-- EXTRACTED MATERIAL --
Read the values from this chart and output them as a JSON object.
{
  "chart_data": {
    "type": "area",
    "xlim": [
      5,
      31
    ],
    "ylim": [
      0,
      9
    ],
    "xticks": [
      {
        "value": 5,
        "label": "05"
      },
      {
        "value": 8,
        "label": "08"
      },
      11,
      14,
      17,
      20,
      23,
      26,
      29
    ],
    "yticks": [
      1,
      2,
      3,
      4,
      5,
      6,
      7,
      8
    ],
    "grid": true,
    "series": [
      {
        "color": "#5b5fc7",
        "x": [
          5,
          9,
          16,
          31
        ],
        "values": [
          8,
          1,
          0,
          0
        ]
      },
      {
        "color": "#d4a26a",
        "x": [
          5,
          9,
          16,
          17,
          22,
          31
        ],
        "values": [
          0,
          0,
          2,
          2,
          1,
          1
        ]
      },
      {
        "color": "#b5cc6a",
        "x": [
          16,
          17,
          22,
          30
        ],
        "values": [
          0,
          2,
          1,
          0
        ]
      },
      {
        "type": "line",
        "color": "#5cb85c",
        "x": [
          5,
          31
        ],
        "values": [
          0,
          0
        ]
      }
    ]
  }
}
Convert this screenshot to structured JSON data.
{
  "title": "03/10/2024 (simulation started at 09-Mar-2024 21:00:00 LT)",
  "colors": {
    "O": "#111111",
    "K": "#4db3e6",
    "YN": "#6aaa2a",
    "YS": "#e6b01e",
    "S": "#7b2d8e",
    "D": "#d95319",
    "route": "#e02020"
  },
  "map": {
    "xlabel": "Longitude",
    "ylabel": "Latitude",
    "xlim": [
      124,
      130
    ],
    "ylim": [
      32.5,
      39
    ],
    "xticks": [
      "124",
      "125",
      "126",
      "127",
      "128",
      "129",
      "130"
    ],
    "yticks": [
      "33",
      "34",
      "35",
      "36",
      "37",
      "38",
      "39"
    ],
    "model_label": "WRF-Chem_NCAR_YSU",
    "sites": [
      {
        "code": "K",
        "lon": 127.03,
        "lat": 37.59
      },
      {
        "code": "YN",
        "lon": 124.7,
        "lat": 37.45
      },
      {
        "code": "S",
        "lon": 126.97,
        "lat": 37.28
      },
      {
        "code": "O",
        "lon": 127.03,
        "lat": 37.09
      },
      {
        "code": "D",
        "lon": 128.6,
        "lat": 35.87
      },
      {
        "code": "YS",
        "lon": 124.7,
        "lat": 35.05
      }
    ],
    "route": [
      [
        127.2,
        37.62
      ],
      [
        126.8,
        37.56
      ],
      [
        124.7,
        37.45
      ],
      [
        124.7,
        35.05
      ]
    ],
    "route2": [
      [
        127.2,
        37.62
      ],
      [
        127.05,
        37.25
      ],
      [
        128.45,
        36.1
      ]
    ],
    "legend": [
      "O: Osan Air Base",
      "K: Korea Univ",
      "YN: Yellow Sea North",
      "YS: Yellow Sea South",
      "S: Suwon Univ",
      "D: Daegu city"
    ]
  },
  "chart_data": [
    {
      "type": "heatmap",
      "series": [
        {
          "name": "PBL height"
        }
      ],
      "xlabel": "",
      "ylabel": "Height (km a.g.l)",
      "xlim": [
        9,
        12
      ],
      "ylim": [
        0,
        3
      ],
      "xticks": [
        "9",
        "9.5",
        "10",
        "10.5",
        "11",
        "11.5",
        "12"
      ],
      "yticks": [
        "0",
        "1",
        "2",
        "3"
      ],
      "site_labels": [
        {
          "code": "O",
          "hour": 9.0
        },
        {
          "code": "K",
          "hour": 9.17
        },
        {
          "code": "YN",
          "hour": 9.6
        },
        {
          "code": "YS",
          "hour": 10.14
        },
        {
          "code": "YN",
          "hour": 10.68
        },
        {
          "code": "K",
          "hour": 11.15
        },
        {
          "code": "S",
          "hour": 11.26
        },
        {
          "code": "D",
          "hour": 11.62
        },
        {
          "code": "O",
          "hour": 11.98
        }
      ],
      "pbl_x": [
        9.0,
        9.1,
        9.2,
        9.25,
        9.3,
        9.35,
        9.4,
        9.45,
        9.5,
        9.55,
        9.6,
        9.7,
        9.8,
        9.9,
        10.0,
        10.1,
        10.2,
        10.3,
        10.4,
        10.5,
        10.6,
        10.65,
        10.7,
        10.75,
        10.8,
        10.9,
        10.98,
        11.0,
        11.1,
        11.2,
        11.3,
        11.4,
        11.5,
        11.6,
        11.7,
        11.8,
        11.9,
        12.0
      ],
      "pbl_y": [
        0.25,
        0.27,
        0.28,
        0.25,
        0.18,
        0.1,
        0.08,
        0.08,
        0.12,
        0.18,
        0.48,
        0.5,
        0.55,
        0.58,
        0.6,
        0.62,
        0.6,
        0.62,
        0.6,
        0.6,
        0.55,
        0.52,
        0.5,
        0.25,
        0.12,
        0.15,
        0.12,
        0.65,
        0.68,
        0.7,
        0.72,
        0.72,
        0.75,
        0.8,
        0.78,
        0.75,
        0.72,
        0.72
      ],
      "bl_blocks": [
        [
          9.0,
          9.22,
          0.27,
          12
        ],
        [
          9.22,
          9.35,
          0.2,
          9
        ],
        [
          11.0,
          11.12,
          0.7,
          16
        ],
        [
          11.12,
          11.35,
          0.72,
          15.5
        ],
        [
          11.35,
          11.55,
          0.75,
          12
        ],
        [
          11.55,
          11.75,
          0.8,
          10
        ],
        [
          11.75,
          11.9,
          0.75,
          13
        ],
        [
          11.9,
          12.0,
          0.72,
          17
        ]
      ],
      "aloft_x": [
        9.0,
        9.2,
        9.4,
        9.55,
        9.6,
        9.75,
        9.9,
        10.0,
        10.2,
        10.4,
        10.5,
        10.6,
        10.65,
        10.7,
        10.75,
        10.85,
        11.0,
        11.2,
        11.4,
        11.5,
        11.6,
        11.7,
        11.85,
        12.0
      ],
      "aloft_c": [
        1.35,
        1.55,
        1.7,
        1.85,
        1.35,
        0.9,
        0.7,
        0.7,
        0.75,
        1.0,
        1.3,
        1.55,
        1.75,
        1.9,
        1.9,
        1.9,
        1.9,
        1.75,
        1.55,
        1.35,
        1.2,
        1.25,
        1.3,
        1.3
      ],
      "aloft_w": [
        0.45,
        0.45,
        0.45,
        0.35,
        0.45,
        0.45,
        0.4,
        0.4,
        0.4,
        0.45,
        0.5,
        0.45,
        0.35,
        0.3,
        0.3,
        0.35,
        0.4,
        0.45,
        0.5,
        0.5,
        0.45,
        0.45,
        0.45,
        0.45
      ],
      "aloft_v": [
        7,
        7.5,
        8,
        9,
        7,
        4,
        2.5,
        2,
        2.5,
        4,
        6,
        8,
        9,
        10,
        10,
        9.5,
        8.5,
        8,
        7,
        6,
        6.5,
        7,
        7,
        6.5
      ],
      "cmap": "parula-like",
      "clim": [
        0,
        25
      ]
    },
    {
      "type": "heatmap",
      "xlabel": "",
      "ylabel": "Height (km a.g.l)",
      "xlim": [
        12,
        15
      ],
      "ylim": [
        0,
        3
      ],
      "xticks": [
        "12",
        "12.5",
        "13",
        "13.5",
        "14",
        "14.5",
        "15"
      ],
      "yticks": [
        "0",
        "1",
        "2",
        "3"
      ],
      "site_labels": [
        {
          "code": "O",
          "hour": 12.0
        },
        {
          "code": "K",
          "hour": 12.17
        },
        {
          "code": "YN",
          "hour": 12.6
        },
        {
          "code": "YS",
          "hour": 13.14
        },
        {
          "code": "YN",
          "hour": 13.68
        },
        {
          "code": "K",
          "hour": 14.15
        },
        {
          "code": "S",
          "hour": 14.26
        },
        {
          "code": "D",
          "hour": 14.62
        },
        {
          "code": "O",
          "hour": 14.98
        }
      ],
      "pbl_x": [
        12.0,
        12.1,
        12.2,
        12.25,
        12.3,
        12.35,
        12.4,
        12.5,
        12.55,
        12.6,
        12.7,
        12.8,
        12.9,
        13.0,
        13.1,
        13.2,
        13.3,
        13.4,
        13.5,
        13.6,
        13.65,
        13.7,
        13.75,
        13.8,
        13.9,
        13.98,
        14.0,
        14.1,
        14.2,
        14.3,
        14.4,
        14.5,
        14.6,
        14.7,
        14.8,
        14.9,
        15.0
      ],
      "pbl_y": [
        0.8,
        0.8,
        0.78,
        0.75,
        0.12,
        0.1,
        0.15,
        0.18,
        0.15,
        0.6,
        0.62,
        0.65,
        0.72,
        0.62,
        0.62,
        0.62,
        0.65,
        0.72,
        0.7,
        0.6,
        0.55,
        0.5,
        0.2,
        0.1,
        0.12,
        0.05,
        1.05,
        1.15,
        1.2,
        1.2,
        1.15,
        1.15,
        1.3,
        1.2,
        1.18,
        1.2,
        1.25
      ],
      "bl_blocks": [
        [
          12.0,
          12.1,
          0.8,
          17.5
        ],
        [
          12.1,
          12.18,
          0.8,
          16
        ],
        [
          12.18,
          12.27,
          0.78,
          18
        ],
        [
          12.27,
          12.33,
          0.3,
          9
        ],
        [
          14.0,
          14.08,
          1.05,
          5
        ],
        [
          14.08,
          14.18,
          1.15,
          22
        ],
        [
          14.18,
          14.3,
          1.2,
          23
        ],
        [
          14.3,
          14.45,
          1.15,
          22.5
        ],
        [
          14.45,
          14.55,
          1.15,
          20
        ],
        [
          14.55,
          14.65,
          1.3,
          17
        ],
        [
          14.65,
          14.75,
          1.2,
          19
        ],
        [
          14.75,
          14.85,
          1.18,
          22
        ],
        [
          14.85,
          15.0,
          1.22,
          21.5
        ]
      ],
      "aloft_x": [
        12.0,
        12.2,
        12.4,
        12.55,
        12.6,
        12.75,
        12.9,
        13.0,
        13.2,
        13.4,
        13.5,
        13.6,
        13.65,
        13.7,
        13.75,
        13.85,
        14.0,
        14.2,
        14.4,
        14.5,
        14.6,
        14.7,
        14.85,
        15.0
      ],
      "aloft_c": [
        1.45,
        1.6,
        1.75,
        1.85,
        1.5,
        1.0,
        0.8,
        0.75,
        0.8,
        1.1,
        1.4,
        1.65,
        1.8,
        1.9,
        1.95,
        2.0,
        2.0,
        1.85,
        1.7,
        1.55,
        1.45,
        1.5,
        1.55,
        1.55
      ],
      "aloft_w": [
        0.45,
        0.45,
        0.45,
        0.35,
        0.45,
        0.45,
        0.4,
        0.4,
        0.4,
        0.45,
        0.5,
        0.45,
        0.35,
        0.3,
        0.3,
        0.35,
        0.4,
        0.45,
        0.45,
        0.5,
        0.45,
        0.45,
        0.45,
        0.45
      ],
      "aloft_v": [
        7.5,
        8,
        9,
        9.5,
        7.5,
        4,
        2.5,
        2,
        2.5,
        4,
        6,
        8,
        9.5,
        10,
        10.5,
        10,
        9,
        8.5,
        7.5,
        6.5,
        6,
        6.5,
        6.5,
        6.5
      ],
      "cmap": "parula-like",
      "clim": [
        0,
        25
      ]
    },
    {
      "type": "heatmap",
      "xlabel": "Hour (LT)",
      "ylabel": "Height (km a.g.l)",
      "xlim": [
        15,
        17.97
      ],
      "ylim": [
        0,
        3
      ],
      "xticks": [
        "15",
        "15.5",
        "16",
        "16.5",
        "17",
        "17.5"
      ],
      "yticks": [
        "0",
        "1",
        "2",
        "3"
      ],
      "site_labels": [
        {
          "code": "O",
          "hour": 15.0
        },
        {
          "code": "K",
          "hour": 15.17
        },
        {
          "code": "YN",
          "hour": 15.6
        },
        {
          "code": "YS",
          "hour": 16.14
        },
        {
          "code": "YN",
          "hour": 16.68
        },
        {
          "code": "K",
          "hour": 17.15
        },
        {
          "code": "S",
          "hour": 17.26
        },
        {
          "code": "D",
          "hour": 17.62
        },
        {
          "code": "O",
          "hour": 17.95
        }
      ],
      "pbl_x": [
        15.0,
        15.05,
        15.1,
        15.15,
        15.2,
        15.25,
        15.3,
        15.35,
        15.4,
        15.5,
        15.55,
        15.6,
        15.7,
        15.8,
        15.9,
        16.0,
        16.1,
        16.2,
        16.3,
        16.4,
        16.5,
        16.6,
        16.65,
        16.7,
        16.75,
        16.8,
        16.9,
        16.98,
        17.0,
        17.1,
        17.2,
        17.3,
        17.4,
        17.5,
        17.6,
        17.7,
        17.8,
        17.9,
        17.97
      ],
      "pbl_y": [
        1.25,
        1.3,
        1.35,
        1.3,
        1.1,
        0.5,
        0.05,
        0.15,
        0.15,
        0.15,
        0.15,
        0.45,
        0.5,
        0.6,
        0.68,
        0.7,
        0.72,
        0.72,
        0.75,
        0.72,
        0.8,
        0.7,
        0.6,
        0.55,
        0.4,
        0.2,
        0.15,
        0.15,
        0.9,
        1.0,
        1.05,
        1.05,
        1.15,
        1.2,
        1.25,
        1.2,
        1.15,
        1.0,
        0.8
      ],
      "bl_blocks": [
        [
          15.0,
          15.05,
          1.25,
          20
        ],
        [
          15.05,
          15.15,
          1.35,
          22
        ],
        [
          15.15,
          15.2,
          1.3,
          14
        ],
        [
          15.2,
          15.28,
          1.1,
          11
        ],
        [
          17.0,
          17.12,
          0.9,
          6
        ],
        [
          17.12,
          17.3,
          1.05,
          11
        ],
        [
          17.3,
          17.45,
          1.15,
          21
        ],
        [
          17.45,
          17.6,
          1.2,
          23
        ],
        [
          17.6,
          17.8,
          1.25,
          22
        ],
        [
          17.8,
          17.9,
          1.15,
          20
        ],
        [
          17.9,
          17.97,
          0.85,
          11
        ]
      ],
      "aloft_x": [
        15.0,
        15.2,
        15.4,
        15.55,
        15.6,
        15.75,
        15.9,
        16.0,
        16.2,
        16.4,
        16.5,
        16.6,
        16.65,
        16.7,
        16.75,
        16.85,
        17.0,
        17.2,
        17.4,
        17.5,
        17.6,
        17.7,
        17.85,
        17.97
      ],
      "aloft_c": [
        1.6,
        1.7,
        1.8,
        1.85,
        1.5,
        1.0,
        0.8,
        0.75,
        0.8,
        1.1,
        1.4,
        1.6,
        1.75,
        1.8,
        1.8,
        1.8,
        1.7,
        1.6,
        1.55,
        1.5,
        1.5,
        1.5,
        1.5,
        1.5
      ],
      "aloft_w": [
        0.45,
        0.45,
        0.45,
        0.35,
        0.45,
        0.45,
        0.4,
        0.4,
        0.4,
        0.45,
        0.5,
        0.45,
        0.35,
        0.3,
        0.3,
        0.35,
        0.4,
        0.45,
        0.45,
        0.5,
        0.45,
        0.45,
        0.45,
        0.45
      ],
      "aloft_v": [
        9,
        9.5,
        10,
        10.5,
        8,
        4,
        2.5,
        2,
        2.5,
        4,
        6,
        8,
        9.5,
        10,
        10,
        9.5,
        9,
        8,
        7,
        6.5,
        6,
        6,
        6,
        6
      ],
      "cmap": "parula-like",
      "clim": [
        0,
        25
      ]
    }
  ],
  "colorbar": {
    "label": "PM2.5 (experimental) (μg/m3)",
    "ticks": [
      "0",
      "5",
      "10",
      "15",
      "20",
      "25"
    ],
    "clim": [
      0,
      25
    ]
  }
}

-- GOAL OF THE EXERCISE --
Pull out the lines above in which the word "this" appears.

-- ANSWER --
Read the values from this chart and output them as a JSON object.
Convert this screenshot to structured JSON data.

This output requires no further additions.